* [Passage given]
========================================

I missed the call the third day I was away from it – the call to pay attention, the call to be grateful, the call to be together, the call that unites us.
I’d never visited a Muslim country before. Like many others of my nation, I held a one-dimensional view of a vast and ancient religion practiced more outside than inside our borders. I associated Islam with conflict. I heard reports of women’s inferior status within Muslim countries. I naively believed there was little to learn from these places.
Still, I’d traveled enough to realize the importance of experiencing somewhere you don’t truly understand, so when the opportunity came to travel to Morocco with a small group of writers, I packed my bags. We’d start in Fez, one of its oldest and holiest cities.
From the second floor window of my riad (an old family mansion converted into a guesthouse) I spot a worker standing in the garden below, away from the central courtyard and behind a row of tall orange trees. He is staring at a rug on the ground with a picture on it of a house? A temple? He is talking to himself. Is he trying to decide whether to buy this rug? It looks almost new. He stares at it for several minutes, and then drops to his knees and puts his head to the ground. Of course, I realize: he is praying, not for the first time feeling foolish at my cultural ignorance.
The call comes again later when we are gathering on a rooftop oasis for dinner. I look around to see what to do. None of the locals seem to behave differently or even notice. The lonely call filters through the trees of the courtyard, and bounces off the tan walls and uneven wooden beams that hold up the ancient infrastructure. It does not disturb anything.

========================================

* [Listed records]
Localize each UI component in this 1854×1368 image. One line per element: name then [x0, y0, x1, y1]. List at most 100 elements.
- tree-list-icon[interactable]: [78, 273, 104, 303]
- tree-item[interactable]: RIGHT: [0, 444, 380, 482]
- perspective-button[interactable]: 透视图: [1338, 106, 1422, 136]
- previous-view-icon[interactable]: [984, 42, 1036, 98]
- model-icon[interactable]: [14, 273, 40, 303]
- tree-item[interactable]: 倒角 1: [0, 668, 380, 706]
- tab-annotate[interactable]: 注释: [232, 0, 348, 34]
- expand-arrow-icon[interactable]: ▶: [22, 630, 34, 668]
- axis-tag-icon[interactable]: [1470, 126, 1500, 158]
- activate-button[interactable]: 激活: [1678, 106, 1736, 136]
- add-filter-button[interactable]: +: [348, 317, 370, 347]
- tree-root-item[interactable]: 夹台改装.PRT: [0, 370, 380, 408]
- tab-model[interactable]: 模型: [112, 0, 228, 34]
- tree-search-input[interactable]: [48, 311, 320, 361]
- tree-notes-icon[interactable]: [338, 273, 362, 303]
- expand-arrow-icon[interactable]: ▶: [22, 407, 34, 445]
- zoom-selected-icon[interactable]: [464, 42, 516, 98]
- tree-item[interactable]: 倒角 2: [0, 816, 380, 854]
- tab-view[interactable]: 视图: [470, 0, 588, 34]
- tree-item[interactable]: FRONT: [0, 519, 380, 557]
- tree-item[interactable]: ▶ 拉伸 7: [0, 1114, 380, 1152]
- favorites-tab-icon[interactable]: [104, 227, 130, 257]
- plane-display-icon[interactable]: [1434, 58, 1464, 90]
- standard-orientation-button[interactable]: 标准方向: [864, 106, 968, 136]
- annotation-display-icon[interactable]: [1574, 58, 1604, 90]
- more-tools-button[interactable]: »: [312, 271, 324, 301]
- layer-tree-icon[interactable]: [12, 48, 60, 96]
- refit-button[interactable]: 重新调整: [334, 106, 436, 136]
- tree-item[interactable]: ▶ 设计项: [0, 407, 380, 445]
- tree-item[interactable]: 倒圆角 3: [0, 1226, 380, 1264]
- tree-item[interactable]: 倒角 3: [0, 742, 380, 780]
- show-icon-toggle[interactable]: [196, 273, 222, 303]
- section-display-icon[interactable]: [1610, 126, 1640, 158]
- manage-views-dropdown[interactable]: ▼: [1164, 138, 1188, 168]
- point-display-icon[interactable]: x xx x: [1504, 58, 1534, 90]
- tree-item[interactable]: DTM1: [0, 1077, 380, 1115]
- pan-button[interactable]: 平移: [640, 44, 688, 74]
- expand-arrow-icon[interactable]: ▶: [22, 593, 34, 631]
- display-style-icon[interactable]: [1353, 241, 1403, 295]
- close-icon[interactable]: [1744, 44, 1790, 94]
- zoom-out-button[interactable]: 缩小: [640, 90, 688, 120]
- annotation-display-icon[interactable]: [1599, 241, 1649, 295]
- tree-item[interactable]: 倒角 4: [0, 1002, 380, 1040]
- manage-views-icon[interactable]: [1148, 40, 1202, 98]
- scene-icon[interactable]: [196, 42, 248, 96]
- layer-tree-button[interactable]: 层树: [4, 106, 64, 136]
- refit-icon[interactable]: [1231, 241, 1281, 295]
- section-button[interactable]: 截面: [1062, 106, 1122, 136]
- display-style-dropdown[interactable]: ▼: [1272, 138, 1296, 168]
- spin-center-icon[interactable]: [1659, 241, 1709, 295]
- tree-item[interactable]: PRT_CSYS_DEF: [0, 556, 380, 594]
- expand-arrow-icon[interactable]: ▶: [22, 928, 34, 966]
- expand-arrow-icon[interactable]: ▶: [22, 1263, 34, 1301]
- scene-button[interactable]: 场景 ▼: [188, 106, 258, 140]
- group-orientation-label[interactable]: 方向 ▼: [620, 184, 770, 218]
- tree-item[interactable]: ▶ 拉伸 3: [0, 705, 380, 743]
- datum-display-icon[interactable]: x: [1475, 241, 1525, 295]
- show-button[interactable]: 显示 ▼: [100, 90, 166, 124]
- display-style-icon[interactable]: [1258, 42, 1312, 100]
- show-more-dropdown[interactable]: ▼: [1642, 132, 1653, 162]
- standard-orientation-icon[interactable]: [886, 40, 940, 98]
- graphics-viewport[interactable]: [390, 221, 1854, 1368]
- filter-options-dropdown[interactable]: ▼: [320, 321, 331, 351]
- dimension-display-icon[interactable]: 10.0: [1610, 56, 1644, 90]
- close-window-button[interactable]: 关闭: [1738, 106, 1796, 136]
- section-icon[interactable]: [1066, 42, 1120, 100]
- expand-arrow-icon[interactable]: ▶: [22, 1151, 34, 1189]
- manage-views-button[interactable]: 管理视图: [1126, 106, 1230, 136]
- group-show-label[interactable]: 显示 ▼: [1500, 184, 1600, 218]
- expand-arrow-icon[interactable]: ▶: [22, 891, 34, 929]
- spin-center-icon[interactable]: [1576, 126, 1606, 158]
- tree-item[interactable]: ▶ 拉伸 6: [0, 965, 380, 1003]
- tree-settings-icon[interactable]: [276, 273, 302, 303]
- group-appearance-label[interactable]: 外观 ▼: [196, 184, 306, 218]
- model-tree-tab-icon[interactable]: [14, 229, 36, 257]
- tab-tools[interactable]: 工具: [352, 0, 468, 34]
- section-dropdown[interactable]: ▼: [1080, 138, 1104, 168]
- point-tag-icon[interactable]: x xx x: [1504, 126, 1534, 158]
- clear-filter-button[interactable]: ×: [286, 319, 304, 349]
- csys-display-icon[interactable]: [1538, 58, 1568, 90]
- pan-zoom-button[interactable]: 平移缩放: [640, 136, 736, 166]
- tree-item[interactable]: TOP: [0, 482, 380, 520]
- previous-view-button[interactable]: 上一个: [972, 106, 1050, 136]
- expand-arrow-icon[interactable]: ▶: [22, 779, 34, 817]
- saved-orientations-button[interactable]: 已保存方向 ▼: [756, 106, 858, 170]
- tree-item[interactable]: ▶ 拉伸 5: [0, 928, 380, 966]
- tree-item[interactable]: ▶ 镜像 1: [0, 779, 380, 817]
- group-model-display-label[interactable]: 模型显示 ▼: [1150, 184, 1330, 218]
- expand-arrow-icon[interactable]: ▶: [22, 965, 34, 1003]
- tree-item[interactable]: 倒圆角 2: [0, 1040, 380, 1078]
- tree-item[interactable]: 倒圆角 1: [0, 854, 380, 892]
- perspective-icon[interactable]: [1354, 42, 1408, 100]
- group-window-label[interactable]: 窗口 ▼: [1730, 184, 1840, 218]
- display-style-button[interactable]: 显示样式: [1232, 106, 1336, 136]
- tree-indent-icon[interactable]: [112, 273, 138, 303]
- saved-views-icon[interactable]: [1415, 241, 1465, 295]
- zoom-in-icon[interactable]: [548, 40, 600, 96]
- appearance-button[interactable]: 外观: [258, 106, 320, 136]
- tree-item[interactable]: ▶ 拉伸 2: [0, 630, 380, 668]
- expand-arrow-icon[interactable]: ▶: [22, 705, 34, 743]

========================================

* [Instruction A] In the travel piece about Morocco, what is a riad?
* [Instruction B] Reproduce the travel piece about Morocco from "Still, I’d traveled" to "my cultural ignorance.".
The entries stand apart from the travel piece about Morocco and are separate material.

* [Written answer A] A riad is an old family mansion converted into a guesthouse.

* [Written answer B]
Still, I’d traveled enough to realize the importance of experiencing somewhere you don’t truly understand, so when the opportunity came to travel to Morocco with a small group of writers, I packed my bags. We’d start in Fez, one of its oldest and holiest cities.
From the second floor window of my riad (an old family mansion converted into a guesthouse) I spot a worker standing in the garden below, away from the central courtyard and behind a row of tall orange trees. He is staring at a rug on the ground with a picture on it of a house? A temple? He is talking to himself. Is he trying to decide whether to buy this rug? It looks almost new. He stares at it for several minutes, and then drops to his knees and puts his head to the ground. Of course, I realize: he is praying, not for the first time feeling foolish at my cultural ignorance.